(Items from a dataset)

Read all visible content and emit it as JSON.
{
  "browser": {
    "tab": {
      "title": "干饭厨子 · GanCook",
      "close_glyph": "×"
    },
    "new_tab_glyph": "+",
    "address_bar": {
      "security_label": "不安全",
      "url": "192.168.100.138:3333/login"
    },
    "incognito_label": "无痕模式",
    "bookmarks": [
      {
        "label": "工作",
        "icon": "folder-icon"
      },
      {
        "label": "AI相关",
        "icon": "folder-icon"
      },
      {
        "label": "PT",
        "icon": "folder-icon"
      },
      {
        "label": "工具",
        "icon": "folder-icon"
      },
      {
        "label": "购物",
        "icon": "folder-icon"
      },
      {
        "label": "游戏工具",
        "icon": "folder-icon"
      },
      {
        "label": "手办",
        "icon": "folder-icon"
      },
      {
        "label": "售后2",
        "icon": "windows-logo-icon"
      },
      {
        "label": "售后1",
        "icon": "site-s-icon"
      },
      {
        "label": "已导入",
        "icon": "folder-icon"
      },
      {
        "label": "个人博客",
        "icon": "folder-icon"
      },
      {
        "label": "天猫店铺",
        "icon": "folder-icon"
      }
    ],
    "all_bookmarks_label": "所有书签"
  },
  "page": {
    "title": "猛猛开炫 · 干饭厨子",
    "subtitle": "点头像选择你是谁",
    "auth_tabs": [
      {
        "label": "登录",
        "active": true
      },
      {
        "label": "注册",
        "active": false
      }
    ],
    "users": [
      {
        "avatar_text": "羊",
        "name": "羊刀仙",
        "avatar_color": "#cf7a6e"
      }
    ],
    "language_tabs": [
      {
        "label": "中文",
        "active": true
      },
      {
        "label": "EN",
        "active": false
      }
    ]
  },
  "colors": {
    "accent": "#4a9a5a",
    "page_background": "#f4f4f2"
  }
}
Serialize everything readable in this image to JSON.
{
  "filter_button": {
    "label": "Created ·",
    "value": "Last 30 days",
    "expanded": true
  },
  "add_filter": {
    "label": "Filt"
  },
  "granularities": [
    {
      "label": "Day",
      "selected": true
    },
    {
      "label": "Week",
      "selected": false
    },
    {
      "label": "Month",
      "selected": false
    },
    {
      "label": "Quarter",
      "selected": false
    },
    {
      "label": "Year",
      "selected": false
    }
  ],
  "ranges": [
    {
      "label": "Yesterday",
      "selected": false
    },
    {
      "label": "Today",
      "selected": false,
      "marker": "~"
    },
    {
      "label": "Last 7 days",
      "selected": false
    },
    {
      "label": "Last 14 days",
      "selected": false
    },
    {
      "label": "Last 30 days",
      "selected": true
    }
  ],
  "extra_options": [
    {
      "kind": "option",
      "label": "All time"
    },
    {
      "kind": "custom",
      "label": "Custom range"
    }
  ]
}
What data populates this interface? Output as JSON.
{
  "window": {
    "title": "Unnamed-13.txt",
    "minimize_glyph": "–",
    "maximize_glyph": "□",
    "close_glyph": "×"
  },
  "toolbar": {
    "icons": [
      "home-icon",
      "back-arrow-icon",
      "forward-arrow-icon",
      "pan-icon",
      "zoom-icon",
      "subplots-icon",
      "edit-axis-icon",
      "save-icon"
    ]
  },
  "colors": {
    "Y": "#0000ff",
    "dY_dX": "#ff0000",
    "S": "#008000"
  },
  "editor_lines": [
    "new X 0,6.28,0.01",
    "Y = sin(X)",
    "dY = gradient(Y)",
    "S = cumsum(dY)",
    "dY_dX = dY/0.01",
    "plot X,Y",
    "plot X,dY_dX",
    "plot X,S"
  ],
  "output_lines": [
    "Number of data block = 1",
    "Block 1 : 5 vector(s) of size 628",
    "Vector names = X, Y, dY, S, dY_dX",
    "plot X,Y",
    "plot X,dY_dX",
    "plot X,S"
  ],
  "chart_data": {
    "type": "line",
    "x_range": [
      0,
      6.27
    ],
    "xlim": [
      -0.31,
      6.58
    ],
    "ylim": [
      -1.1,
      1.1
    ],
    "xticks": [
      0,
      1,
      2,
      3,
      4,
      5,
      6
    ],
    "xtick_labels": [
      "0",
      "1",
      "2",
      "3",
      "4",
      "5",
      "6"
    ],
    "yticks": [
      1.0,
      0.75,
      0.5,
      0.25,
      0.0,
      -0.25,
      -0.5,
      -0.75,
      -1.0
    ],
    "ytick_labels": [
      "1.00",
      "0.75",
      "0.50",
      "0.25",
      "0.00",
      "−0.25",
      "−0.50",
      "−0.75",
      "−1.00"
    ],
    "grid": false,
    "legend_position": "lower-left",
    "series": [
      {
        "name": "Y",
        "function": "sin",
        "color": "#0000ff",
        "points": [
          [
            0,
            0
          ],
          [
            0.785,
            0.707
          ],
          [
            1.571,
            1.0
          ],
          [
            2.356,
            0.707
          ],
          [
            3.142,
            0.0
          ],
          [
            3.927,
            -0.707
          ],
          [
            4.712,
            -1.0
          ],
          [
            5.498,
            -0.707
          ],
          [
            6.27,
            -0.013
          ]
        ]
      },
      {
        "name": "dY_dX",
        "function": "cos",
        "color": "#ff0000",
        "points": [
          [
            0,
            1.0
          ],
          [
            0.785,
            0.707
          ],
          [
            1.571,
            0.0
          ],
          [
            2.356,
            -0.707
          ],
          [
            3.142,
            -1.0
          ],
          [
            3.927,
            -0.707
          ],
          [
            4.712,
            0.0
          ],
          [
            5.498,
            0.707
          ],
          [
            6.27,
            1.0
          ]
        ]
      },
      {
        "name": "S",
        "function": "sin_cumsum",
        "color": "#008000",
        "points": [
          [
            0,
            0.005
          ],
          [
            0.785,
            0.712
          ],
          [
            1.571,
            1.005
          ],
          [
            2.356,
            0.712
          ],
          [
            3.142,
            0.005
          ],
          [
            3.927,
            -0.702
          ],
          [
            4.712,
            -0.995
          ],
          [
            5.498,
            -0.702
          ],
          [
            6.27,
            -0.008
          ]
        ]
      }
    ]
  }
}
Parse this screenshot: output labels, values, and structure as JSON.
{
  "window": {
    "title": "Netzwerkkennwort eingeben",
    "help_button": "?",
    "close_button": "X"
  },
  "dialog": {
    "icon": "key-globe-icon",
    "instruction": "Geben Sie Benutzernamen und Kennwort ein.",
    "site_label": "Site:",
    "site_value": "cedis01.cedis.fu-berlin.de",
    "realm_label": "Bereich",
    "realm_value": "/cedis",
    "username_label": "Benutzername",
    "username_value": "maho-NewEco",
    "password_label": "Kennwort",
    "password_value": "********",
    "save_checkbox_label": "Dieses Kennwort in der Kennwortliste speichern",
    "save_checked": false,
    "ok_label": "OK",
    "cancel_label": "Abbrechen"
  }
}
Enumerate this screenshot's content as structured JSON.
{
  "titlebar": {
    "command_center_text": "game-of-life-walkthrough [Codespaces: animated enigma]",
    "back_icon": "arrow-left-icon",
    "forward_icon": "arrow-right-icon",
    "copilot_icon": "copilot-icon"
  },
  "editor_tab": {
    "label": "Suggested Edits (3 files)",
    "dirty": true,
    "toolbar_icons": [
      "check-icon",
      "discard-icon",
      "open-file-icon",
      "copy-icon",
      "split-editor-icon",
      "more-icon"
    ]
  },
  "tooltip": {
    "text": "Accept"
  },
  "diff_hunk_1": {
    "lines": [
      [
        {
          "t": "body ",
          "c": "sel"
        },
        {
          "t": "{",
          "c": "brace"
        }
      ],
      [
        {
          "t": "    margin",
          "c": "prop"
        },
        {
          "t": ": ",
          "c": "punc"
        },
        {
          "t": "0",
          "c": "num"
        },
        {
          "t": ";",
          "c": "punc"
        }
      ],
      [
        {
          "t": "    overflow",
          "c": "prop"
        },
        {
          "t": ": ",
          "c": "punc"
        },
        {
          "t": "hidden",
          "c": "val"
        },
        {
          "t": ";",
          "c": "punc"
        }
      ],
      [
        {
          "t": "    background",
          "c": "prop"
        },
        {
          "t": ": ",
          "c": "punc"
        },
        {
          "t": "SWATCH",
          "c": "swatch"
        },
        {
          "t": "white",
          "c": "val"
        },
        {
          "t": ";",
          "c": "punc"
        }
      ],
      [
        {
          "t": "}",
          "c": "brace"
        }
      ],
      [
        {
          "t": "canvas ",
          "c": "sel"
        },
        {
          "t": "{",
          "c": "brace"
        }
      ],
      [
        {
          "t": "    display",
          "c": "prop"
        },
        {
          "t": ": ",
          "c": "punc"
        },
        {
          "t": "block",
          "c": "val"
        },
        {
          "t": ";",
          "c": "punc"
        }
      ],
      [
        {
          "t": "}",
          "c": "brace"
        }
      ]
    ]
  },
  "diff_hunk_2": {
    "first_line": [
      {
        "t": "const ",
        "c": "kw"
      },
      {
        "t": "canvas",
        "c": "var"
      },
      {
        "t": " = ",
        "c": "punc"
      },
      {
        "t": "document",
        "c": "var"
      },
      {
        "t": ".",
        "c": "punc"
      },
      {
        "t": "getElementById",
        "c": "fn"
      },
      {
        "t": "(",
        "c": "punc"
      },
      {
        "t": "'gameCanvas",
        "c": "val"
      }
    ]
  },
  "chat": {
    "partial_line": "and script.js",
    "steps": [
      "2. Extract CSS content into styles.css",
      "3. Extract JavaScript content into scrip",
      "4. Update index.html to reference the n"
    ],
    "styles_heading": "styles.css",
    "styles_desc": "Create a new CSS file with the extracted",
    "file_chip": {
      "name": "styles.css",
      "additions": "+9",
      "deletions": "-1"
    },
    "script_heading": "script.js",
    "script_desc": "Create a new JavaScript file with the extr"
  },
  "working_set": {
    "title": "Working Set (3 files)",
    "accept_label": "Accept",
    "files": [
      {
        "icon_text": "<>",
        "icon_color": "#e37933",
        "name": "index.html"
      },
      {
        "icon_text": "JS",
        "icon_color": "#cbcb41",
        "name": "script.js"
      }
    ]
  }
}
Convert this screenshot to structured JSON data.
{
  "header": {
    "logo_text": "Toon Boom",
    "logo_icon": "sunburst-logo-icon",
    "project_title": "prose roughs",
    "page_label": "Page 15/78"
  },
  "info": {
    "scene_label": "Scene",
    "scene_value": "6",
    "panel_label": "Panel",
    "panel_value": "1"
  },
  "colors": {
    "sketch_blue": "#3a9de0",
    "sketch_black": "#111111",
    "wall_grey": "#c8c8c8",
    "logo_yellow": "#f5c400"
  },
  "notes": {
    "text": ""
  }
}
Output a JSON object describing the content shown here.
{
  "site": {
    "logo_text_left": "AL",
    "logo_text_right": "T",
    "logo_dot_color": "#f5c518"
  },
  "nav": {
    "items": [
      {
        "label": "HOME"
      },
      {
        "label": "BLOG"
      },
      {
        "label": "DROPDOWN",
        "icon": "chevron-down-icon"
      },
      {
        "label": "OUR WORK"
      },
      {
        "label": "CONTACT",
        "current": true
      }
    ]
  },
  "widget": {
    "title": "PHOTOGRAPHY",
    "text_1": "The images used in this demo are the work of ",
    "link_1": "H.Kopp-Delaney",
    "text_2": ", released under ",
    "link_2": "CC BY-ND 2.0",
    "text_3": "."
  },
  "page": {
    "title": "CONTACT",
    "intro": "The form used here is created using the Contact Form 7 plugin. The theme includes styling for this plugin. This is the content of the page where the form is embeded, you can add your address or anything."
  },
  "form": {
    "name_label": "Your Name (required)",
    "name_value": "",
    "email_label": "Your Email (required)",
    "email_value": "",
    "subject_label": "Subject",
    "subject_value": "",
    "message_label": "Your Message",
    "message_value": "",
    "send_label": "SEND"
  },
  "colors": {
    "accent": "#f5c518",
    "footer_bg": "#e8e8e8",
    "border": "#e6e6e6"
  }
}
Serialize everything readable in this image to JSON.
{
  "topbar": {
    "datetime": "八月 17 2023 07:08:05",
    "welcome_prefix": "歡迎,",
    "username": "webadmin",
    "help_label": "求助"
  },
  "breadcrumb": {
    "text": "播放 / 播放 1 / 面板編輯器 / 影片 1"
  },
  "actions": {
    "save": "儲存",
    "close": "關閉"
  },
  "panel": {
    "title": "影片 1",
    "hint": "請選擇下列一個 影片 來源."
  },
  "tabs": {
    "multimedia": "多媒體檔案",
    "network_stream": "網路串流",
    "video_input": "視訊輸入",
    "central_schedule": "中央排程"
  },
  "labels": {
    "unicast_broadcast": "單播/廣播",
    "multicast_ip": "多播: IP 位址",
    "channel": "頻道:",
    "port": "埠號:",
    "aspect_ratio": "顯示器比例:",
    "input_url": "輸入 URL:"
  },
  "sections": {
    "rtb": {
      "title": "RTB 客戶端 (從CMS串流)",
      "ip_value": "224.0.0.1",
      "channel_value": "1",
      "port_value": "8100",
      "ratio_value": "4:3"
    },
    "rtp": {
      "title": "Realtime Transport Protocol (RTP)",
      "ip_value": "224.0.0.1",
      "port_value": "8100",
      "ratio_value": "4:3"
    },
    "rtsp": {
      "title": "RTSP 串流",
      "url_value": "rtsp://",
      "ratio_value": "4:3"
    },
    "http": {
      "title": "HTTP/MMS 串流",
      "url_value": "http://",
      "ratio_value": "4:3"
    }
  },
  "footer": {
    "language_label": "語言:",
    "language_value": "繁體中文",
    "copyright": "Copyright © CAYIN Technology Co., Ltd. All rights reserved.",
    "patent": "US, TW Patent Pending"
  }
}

◆ Set problem
Find every line with the word "content" and state how many there are, with no other words.

◆ The answer
6